• [STATED TASK]: Repeat each line exactly as it is written.

Stored data entries
— Begin —

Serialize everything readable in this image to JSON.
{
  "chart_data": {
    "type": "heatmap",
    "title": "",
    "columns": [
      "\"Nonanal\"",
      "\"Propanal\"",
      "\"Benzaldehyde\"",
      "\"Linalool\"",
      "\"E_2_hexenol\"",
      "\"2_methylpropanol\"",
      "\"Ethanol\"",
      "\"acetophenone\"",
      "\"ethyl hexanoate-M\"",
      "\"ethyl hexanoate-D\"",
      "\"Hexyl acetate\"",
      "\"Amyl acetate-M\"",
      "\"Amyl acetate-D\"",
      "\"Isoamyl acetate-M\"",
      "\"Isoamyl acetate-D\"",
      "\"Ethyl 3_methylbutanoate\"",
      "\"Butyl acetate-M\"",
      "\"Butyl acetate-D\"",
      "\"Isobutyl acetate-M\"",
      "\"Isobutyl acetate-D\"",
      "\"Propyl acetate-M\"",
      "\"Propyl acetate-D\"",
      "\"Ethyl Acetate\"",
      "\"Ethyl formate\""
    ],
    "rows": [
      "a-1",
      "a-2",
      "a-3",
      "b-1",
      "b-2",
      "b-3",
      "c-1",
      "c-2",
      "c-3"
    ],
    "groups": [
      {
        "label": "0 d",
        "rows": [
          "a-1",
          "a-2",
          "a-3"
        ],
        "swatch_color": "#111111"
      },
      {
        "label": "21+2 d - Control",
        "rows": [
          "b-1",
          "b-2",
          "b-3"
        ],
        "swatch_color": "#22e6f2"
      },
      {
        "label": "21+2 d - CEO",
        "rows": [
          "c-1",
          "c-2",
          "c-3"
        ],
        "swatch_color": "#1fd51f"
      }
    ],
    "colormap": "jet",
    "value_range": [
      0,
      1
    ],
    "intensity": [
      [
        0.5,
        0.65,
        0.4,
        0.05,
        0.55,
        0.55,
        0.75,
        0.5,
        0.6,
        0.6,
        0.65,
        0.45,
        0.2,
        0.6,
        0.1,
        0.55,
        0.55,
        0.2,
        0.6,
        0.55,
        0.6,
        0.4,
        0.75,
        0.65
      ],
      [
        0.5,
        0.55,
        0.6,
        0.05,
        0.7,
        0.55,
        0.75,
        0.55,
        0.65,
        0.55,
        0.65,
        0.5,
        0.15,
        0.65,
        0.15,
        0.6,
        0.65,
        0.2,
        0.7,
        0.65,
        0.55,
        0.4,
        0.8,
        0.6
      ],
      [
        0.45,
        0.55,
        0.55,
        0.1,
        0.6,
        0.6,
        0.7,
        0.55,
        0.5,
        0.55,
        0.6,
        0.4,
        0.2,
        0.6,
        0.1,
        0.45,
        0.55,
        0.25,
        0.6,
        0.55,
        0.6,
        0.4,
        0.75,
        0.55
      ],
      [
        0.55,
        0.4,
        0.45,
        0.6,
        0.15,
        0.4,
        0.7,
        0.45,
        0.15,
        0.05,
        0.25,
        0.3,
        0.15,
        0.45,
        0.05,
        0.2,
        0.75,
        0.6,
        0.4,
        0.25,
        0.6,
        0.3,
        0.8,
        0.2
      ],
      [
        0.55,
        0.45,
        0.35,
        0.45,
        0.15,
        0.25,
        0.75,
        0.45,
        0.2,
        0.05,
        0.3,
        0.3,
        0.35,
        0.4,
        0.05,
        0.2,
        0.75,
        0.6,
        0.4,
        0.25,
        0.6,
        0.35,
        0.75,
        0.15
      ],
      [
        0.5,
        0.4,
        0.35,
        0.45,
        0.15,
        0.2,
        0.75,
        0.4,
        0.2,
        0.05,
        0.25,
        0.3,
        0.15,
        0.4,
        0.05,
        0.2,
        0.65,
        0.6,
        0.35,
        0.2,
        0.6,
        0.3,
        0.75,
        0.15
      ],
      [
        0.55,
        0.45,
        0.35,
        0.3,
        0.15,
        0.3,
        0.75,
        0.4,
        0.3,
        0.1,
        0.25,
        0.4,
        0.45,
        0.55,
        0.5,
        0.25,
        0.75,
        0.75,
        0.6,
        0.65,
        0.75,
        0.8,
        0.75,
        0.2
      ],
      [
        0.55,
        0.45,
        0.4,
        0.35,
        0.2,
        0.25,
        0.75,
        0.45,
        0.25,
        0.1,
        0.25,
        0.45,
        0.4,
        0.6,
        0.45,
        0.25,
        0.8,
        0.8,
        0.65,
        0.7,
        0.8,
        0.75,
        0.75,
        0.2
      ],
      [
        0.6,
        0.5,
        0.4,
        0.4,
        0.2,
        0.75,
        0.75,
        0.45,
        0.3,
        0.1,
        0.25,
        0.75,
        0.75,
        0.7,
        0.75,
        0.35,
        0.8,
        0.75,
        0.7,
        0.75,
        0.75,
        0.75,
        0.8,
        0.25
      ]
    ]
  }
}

— End —

• [THE COMPLETED TASK]:
Serialize everything readable in this image to JSON.
{
  "chart_data": {
    "type": "heatmap",
    "title": "",
    "columns": [
      "\"Nonanal\"",
      "\"Propanal\"",
      "\"Benzaldehyde\"",
      "\"Linalool\"",
      "\"E_2_hexenol\"",
      "\"2_methylpropanol\"",
      "\"Ethanol\"",
      "\"acetophenone\"",
      "\"ethyl hexanoate-M\"",
      "\"ethyl hexanoate-D\"",
      "\"Hexyl acetate\"",
      "\"Amyl acetate-M\"",
      "\"Amyl acetate-D\"",
      "\"Isoamyl acetate-M\"",
      "\"Isoamyl acetate-D\"",
      "\"Ethyl 3_methylbutanoate\"",
      "\"Butyl acetate-M\"",
      "\"Butyl acetate-D\"",
      "\"Isobutyl acetate-M\"",
      "\"Isobutyl acetate-D\"",
      "\"Propyl acetate-M\"",
      "\"Propyl acetate-D\"",
      "\"Ethyl Acetate\"",
      "\"Ethyl formate\""
    ],
    "rows": [
      "a-1",
      "a-2",
      "a-3",
      "b-1",
      "b-2",
      "b-3",
      "c-1",
      "c-2",
      "c-3"
    ],
    "groups": [
      {
        "label": "0 d",
        "rows": [
          "a-1",
          "a-2",
          "a-3"
        ],
        "swatch_color": "#111111"
      },
      {
        "label": "21+2 d - Control",
        "rows": [
          "b-1",
          "b-2",
          "b-3"
        ],
        "swatch_color": "#22e6f2"
      },
      {
        "label": "21+2 d - CEO",
        "rows": [
          "c-1",
          "c-2",
          "c-3"
        ],
        "swatch_color": "#1fd51f"
      }
    ],
    "colormap": "jet",
    "value_range": [
      0,
      1
    ],
    "intensity": [
      [
        0.5,
        0.65,
        0.4,
        0.05,
        0.55,
        0.55,
        0.75,
        0.5,
        0.6,
        0.6,
        0.65,
        0.45,
        0.2,
        0.6,
        0.1,
        0.55,
        0.55,
        0.2,
        0.6,
        0.55,
        0.6,
        0.4,
        0.75,
        0.65
      ],
      [
        0.5,
        0.55,
        0.6,
        0.05,
        0.7,
        0.55,
        0.75,
        0.55,
        0.65,
        0.55,
        0.65,
        0.5,
        0.15,
        0.65,
        0.15,
        0.6,
        0.65,
        0.2,
        0.7,
        0.65,
        0.55,
        0.4,
        0.8,
        0.6
      ],
      [
        0.45,
        0.55,
        0.55,
        0.1,
        0.6,
        0.6,
        0.7,
        0.55,
        0.5,
        0.55,
        0.6,
        0.4,
        0.2,
        0.6,
        0.1,
        0.45,
        0.55,
        0.25,
        0.6,
        0.55,
        0.6,
        0.4,
        0.75,
        0.55
      ],
      [
        0.55,
        0.4,
        0.45,
        0.6,
        0.15,
        0.4,
        0.7,
        0.45,
        0.15,
        0.05,
        0.25,
        0.3,
        0.15,
        0.45,
        0.05,
        0.2,
        0.75,
        0.6,
        0.4,
        0.25,
        0.6,
        0.3,
        0.8,
        0.2
      ],
      [
        0.55,
        0.45,
        0.35,
        0.45,
        0.15,
        0.25,
        0.75,
        0.45,
        0.2,
        0.05,
        0.3,
        0.3,
        0.35,
        0.4,
        0.05,
        0.2,
        0.75,
        0.6,
        0.4,
        0.25,
        0.6,
        0.35,
        0.75,
        0.15
      ],
      [
        0.5,
        0.4,
        0.35,
        0.45,
        0.15,
        0.2,
        0.75,
        0.4,
        0.2,
        0.05,
        0.25,
        0.3,
        0.15,
        0.4,
        0.05,
        0.2,
        0.65,
        0.6,
        0.35,
        0.2,
        0.6,
        0.3,
        0.75,
        0.15
      ],
      [
        0.55,
        0.45,
        0.35,
        0.3,
        0.15,
        0.3,
        0.75,
        0.4,
        0.3,
        0.1,
        0.25,
        0.4,
        0.45,
        0.55,
        0.5,
        0.25,
        0.75,
        0.75,
        0.6,
        0.65,
        0.75,
        0.8,
        0.75,
        0.2
      ],
      [
        0.55,
        0.45,
        0.4,
        0.35,
        0.2,
        0.25,
        0.75,
        0.45,
        0.25,
        0.1,
        0.25,
        0.45,
        0.4,
        0.6,
        0.45,
        0.25,
        0.8,
        0.8,
        0.65,
        0.7,
        0.8,
        0.75,
        0.75,
        0.2
      ],
      [
        0.6,
        0.5,
        0.4,
        0.4,
        0.2,
        0.75,
        0.75,
        0.45,
        0.3,
        0.1,
        0.25,
        0.75,
        0.75,
        0.7,
        0.75,
        0.35,
        0.8,
        0.75,
        0.7,
        0.75,
        0.75,
        0.75,
        0.8,
        0.25
      ]
    ]
  }
}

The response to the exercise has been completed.